=== Records shown ===

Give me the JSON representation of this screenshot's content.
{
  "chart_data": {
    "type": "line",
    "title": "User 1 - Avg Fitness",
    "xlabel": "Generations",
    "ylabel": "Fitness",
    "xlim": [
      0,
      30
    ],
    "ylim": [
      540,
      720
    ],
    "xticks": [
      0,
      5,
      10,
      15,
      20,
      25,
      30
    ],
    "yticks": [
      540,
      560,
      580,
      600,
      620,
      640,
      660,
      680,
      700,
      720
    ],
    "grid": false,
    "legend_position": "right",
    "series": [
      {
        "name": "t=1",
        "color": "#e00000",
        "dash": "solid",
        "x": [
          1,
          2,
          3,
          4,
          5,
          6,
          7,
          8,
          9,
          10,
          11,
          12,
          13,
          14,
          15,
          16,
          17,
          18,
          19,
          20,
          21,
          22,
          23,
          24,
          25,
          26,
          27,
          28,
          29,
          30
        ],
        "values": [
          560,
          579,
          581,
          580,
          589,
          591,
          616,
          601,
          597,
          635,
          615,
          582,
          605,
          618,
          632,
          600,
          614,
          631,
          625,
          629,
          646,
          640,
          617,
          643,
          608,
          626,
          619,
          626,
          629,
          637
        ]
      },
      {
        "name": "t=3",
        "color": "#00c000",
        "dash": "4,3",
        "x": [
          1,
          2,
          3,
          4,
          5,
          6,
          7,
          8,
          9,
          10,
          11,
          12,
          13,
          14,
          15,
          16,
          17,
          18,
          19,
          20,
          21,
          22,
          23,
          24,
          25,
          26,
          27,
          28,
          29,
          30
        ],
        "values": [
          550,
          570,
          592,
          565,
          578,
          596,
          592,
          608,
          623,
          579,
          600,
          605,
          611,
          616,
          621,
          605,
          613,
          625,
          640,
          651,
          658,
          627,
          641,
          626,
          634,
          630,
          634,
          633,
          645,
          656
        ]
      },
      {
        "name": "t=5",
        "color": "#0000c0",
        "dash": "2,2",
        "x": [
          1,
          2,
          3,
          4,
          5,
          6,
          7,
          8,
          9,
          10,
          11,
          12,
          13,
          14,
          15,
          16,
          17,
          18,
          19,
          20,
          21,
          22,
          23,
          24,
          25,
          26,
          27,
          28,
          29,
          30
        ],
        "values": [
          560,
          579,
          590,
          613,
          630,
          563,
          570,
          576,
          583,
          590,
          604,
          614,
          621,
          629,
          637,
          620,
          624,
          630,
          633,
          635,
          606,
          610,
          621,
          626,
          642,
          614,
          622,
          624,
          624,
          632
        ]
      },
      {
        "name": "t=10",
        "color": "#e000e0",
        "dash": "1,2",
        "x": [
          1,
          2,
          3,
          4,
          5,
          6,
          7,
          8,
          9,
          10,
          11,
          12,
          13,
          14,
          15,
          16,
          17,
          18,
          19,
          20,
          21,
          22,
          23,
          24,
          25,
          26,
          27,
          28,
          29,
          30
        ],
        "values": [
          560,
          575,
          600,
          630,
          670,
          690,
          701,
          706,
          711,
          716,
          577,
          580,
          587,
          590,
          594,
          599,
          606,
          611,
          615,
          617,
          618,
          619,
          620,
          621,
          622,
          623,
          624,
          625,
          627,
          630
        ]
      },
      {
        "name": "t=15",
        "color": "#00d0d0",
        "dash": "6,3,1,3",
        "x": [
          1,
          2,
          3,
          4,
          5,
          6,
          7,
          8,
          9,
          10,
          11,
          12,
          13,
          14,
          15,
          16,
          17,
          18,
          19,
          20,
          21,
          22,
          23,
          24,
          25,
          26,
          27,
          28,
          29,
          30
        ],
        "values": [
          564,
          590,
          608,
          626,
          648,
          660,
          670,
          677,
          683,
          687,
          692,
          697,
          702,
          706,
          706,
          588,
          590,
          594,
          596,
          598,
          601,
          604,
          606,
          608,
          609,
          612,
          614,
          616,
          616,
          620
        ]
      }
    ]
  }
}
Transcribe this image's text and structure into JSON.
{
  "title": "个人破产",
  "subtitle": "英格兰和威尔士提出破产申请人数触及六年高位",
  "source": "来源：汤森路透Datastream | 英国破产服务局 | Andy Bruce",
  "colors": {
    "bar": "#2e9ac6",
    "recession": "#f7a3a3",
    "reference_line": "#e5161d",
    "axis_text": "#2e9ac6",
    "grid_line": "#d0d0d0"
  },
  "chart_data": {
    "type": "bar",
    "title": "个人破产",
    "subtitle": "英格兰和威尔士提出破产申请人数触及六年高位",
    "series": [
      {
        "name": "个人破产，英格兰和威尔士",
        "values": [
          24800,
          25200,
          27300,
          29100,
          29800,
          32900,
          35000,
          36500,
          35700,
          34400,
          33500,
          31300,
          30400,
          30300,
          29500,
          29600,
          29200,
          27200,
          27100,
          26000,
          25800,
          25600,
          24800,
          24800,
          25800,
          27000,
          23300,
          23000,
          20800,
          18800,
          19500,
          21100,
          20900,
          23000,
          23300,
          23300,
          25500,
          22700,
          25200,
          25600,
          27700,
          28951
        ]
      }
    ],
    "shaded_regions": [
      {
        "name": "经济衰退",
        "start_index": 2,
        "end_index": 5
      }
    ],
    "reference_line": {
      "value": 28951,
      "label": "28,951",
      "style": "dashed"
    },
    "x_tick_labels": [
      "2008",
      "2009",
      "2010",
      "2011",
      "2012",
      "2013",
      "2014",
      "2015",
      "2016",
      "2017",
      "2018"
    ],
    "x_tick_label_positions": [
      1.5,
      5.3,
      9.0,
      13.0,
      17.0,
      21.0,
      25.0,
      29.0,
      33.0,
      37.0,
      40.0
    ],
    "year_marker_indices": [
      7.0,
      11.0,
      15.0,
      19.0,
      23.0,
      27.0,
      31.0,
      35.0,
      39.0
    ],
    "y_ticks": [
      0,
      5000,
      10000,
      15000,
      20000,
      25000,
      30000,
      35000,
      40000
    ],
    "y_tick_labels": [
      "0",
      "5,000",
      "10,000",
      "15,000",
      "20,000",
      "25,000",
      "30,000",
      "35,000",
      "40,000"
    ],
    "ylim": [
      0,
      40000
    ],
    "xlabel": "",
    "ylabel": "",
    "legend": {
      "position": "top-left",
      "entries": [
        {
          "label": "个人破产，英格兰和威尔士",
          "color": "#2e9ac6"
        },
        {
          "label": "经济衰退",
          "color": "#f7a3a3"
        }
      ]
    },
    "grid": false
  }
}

===

→ Work to be completed: Retype the listing above in full, with no alterations.

→ Solution:
Give me the JSON representation of this screenshot's content.
{
  "chart_data": {
    "type": "line",
    "title": "User 1 - Avg Fitness",
    "xlabel": "Generations",
    "ylabel": "Fitness",
    "xlim": [
      0,
      30
    ],
    "ylim": [
      540,
      720
    ],
    "xticks": [
      0,
      5,
      10,
      15,
      20,
      25,
      30
    ],
    "yticks": [
      540,
      560,
      580,
      600,
      620,
      640,
      660,
      680,
      700,
      720
    ],
    "grid": false,
    "legend_position": "right",
    "series": [
      {
        "name": "t=1",
        "color": "#e00000",
        "dash": "solid",
        "x": [
          1,
          2,
          3,
          4,
          5,
          6,
          7,
          8,
          9,
          10,
          11,
          12,
          13,
          14,
          15,
          16,
          17,
          18,
          19,
          20,
          21,
          22,
          23,
          24,
          25,
          26,
          27,
          28,
          29,
          30
        ],
        "values": [
          560,
          579,
          581,
          580,
          589,
          591,
          616,
          601,
          597,
          635,
          615,
          582,
          605,
          618,
          632,
          600,
          614,
          631,
          625,
          629,
          646,
          640,
          617,
          643,
          608,
          626,
          619,
          626,
          629,
          637
        ]
      },
      {
        "name": "t=3",
        "color": "#00c000",
        "dash": "4,3",
        "x": [
          1,
          2,
          3,
          4,
          5,
          6,
          7,
          8,
          9,
          10,
          11,
          12,
          13,
          14,
          15,
          16,
          17,
          18,
          19,
          20,
          21,
          22,
          23,
          24,
          25,
          26,
          27,
          28,
          29,
          30
        ],
        "values": [
          550,
          570,
          592,
          565,
          578,
          596,
          592,
          608,
          623,
          579,
          600,
          605,
          611,
          616,
          621,
          605,
          613,
          625,
          640,
          651,
          658,
          627,
          641,
          626,
          634,
          630,
          634,
          633,
          645,
          656
        ]
      },
      {
        "name": "t=5",
        "color": "#0000c0",
        "dash": "2,2",
        "x": [
          1,
          2,
          3,
          4,
          5,
          6,
          7,
          8,
          9,
          10,
          11,
          12,
          13,
          14,
          15,
          16,
          17,
          18,
          19,
          20,
          21,
          22,
          23,
          24,
          25,
          26,
          27,
          28,
          29,
          30
        ],
        "values": [
          560,
          579,
          590,
          613,
          630,
          563,
          570,
          576,
          583,
          590,
          604,
          614,
          621,
          629,
          637,
          620,
          624,
          630,
          633,
          635,
          606,
          610,
          621,
          626,
          642,
          614,
          622,
          624,
          624,
          632
        ]
      },
      {
        "name": "t=10",
        "color": "#e000e0",
        "dash": "1,2",
        "x": [
          1,
          2,
          3,
          4,
          5,
          6,
          7,
          8,
          9,
          10,
          11,
          12,
          13,
          14,
          15,
          16,
          17,
          18,
          19,
          20,
          21,
          22,
          23,
          24,
          25,
          26,
          27,
          28,
          29,
          30
        ],
        "values": [
          560,
          575,
          600,
          630,
          670,
          690,
          701,
          706,
          711,
          716,
          577,
          580,
          587,
          590,
          594,
          599,
          606,
          611,
          615,
          617,
          618,
          619,
          620,
          621,
          622,
          623,
          624,
          625,
          627,
          630
        ]
      },
      {
        "name": "t=15",
        "color": "#00d0d0",
        "dash": "6,3,1,3",
        "x": [
          1,
          2,
          3,
          4,
          5,
          6,
          7,
          8,
          9,
          10,
          11,
          12,
          13,
          14,
          15,
          16,
          17,
          18,
          19,
          20,
          21,
          22,
          23,
          24,
          25,
          26,
          27,
          28,
          29,
          30
        ],
        "values": [
          564,
          590,
          608,
          626,
          648,
          660,
          670,
          677,
          683,
          687,
          692,
          697,
          702,
          706,
          706,
          588,
          590,
          594,
          596,
          598,
          601,
          604,
          606,
          608,
          609,
          612,
          614,
          616,
          616,
          620
        ]
      }
    ]
  }
}
Transcribe this image's text and structure into JSON.
{
  "title": "个人破产",
  "subtitle": "英格兰和威尔士提出破产申请人数触及六年高位",
  "source": "来源：汤森路透Datastream | 英国破产服务局 | Andy Bruce",
  "colors": {
    "bar": "#2e9ac6",
    "recession": "#f7a3a3",
    "reference_line": "#e5161d",
    "axis_text": "#2e9ac6",
    "grid_line": "#d0d0d0"
  },
  "chart_data": {
    "type": "bar",
    "title": "个人破产",
    "subtitle": "英格兰和威尔士提出破产申请人数触及六年高位",
    "series": [
      {
        "name": "个人破产，英格兰和威尔士",
        "values": [
          24800,
          25200,
          27300,
          29100,
          29800,
          32900,
          35000,
          36500,
          35700,
          34400,
          33500,
          31300,
          30400,
          30300,
          29500,
          29600,
          29200,
          27200,
          27100,
          26000,
          25800,
          25600,
          24800,
          24800,
          25800,
          27000,
          23300,
          23000,
          20800,
          18800,
          19500,
          21100,
          20900,
          23000,
          23300,
          23300,
          25500,
          22700,
          25200,
          25600,
          27700,
          28951
        ]
      }
    ],
    "shaded_regions": [
      {
        "name": "经济衰退",
        "start_index": 2,
        "end_index": 5
      }
    ],
    "reference_line": {
      "value": 28951,
      "label": "28,951",
      "style": "dashed"
    },
    "x_tick_labels": [
      "2008",
      "2009",
      "2010",
      "2011",
      "2012",
      "2013",
      "2014",
      "2015",
      "2016",
      "2017",
      "2018"
    ],
    "x_tick_label_positions": [
      1.5,
      5.3,
      9.0,
      13.0,
      17.0,
      21.0,
      25.0,
      29.0,
      33.0,
      37.0,
      40.0
    ],
    "year_marker_indices": [
      7.0,
      11.0,
      15.0,
      19.0,
      23.0,
      27.0,
      31.0,
      35.0,
      39.0
    ],
    "y_ticks": [
      0,
      5000,
      10000,
      15000,
      20000,
      25000,
      30000,
      35000,
      40000
    ],
    "y_tick_labels": [
      "0",
      "5,000",
      "10,000",
      "15,000",
      "20,000",
      "25,000",
      "30,000",
      "35,000",
      "40,000"
    ],
    "ylim": [
      0,
      40000
    ],
    "xlabel": "",
    "ylabel": "",
    "legend": {
      "position": "top-left",
      "entries": [
        {
          "label": "个人破产，英格兰和威尔士",
          "color": "#2e9ac6"
        },
        {
          "label": "经济衰退",
          "color": "#f7a3a3"
        }
      ]
    },
    "grid": false
  }
}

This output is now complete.